Copy all lines of the listing that include the string "connected".

━━━━━━━━━━

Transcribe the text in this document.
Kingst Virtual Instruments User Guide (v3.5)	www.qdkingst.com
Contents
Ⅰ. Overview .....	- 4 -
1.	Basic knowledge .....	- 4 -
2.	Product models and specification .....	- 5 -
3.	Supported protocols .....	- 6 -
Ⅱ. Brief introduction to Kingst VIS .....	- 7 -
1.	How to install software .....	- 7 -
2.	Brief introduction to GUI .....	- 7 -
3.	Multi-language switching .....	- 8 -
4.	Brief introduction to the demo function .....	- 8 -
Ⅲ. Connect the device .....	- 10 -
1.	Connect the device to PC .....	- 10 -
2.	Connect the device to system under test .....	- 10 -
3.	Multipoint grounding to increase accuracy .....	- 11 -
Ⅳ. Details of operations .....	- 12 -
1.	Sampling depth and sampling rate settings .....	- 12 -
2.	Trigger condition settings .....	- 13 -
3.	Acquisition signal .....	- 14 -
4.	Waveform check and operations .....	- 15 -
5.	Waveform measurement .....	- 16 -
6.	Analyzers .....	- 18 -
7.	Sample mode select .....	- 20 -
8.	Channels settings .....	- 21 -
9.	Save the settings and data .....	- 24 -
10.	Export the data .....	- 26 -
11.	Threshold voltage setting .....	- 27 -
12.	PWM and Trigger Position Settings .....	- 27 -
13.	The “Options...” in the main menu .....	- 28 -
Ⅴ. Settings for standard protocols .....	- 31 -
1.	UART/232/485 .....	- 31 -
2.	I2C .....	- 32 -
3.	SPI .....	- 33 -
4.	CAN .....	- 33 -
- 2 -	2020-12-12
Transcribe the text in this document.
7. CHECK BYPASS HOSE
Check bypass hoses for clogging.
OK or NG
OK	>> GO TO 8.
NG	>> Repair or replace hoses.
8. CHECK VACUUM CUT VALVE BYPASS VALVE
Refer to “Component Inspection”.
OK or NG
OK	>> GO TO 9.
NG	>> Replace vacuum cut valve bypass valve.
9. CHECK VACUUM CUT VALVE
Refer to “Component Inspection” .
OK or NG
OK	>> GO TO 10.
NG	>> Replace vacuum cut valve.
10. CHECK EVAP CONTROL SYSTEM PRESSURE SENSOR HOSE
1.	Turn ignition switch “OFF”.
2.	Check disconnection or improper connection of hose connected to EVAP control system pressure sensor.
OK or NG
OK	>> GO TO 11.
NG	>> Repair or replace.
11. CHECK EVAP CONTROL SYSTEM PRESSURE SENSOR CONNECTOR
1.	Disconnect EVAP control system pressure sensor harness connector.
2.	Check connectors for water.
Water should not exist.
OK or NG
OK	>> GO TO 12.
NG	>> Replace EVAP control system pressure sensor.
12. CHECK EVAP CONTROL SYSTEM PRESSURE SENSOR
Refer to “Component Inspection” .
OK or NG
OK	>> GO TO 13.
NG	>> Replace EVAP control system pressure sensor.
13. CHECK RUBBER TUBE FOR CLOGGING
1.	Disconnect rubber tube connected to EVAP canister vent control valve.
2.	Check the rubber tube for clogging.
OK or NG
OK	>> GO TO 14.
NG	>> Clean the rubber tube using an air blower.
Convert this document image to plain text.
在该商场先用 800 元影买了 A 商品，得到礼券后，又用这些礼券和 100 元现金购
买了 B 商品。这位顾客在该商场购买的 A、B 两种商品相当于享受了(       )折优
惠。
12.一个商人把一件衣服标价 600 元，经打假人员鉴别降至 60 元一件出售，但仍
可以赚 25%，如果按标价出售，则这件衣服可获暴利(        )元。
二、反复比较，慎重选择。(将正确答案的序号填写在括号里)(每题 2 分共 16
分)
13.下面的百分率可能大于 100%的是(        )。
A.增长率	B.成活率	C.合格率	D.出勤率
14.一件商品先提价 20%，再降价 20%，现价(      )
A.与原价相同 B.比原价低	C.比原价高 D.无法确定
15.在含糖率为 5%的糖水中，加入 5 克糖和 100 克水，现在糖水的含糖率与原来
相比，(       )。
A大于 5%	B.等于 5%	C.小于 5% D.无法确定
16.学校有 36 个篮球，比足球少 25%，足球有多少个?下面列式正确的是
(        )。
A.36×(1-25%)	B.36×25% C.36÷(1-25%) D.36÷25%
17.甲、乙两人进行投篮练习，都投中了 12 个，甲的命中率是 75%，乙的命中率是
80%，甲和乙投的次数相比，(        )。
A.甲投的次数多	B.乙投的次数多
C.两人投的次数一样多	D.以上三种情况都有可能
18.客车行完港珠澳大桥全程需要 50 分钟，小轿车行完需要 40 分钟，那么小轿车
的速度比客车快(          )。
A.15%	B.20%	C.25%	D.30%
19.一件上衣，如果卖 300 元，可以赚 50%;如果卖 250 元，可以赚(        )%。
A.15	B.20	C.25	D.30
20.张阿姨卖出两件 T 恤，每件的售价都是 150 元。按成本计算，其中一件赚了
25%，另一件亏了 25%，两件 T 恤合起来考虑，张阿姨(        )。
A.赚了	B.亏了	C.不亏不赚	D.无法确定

━━━━━━━━━━

**Answer:**
2.	Check disconnection or improper connection of hose connected to EVAP control system pressure sensor.
1.	Disconnect rubber tube connected to EVAP canister vent control valve.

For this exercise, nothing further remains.